[Required task] Copy the data precisely, keeping every character.

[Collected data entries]
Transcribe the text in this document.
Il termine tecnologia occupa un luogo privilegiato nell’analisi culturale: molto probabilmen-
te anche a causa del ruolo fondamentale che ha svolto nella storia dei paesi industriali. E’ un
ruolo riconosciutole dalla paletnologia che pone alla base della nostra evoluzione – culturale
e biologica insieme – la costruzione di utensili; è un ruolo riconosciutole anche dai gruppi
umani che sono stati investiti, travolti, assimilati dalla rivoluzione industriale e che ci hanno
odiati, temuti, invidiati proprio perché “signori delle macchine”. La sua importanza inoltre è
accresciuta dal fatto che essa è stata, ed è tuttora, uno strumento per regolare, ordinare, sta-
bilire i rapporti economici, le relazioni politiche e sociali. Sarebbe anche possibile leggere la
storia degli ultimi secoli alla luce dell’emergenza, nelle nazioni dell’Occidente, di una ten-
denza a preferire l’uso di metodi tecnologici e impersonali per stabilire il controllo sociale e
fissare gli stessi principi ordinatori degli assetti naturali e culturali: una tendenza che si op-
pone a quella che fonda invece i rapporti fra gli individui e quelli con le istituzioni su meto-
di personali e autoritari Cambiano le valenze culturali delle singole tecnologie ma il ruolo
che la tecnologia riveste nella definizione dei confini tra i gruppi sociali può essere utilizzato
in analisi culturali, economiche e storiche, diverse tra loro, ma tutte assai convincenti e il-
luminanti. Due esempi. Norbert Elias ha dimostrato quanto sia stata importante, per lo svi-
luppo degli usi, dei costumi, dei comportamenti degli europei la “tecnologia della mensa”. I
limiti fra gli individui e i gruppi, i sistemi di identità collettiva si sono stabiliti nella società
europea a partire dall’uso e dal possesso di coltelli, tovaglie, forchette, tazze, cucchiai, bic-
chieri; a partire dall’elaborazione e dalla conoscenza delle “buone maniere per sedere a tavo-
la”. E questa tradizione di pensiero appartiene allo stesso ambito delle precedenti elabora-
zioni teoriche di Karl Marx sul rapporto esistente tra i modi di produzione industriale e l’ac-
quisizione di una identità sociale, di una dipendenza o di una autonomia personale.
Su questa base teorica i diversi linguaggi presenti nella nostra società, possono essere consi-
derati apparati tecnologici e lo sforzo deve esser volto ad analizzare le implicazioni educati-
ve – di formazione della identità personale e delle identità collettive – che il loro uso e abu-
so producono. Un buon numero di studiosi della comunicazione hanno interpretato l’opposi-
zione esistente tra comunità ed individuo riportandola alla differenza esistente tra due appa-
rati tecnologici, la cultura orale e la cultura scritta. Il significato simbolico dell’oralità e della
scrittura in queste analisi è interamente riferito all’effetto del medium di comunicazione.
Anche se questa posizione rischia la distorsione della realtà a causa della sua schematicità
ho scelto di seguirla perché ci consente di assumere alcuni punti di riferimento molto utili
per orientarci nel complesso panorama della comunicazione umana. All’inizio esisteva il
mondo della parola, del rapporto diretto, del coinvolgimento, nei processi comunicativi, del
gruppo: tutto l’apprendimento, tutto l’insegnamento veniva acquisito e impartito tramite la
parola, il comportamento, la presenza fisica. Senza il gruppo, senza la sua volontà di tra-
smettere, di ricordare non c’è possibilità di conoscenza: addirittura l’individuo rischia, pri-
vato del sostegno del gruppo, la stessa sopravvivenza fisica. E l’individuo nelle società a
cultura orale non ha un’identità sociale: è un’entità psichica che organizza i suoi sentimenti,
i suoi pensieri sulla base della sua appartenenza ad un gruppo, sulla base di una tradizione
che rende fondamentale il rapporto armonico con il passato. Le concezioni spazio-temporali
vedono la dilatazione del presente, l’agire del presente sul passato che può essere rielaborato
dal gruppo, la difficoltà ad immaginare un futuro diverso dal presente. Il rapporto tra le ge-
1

[The output]
Transcribe the text in this document.
Il termine tecnologia occupa un luogo privilegiato nell’analisi culturale: molto probabilmen-
te anche a causa del ruolo fondamentale che ha svolto nella storia dei paesi industriali. E’ un
ruolo riconosciutole dalla paletnologia che pone alla base della nostra evoluzione – culturale
e biologica insieme – la costruzione di utensili; è un ruolo riconosciutole anche dai gruppi
umani che sono stati investiti, travolti, assimilati dalla rivoluzione industriale e che ci hanno
odiati, temuti, invidiati proprio perché “signori delle macchine”. La sua importanza inoltre è
accresciuta dal fatto che essa è stata, ed è tuttora, uno strumento per regolare, ordinare, sta-
bilire i rapporti economici, le relazioni politiche e sociali. Sarebbe anche possibile leggere la
storia degli ultimi secoli alla luce dell’emergenza, nelle nazioni dell’Occidente, di una ten-
denza a preferire l’uso di metodi tecnologici e impersonali per stabilire il controllo sociale e
fissare gli stessi principi ordinatori degli assetti naturali e culturali: una tendenza che si op-
pone a quella che fonda invece i rapporti fra gli individui e quelli con le istituzioni su meto-
di personali e autoritari Cambiano le valenze culturali delle singole tecnologie ma il ruolo
che la tecnologia riveste nella definizione dei confini tra i gruppi sociali può essere utilizzato
in analisi culturali, economiche e storiche, diverse tra loro, ma tutte assai convincenti e il-
luminanti. Due esempi. Norbert Elias ha dimostrato quanto sia stata importante, per lo svi-
luppo degli usi, dei costumi, dei comportamenti degli europei la “tecnologia della mensa”. I
limiti fra gli individui e i gruppi, i sistemi di identità collettiva si sono stabiliti nella società
europea a partire dall’uso e dal possesso di coltelli, tovaglie, forchette, tazze, cucchiai, bic-
chieri; a partire dall’elaborazione e dalla conoscenza delle “buone maniere per sedere a tavo-
la”. E questa tradizione di pensiero appartiene allo stesso ambito delle precedenti elabora-
zioni teoriche di Karl Marx sul rapporto esistente tra i modi di produzione industriale e l’ac-
quisizione di una identità sociale, di una dipendenza o di una autonomia personale.
Su questa base teorica i diversi linguaggi presenti nella nostra società, possono essere consi-
derati apparati tecnologici e lo sforzo deve esser volto ad analizzare le implicazioni educati-
ve – di formazione della identità personale e delle identità collettive – che il loro uso e abu-
so producono. Un buon numero di studiosi della comunicazione hanno interpretato l’opposi-
zione esistente tra comunità ed individuo riportandola alla differenza esistente tra due appa-
rati tecnologici, la cultura orale e la cultura scritta. Il significato simbolico dell’oralità e della
scrittura in queste analisi è interamente riferito all’effetto del medium di comunicazione.
Anche se questa posizione rischia la distorsione della realtà a causa della sua schematicità
ho scelto di seguirla perché ci consente di assumere alcuni punti di riferimento molto utili
per orientarci nel complesso panorama della comunicazione umana. All’inizio esisteva il
mondo della parola, del rapporto diretto, del coinvolgimento, nei processi comunicativi, del
gruppo: tutto l’apprendimento, tutto l’insegnamento veniva acquisito e impartito tramite la
parola, il comportamento, la presenza fisica. Senza il gruppo, senza la sua volontà di tra-
smettere, di ricordare non c’è possibilità di conoscenza: addirittura l’individuo rischia, pri-
vato del sostegno del gruppo, la stessa sopravvivenza fisica. E l’individuo nelle società a
cultura orale non ha un’identità sociale: è un’entità psichica che organizza i suoi sentimenti,
i suoi pensieri sulla base della sua appartenenza ad un gruppo, sulla base di una tradizione
che rende fondamentale il rapporto armonico con il passato. Le concezioni spazio-temporali
vedono la dilatazione del presente, l’agire del presente sul passato che può essere rielaborato
dal gruppo, la difficoltà ad immaginare un futuro diverso dal presente. Il rapporto tra le ge-
1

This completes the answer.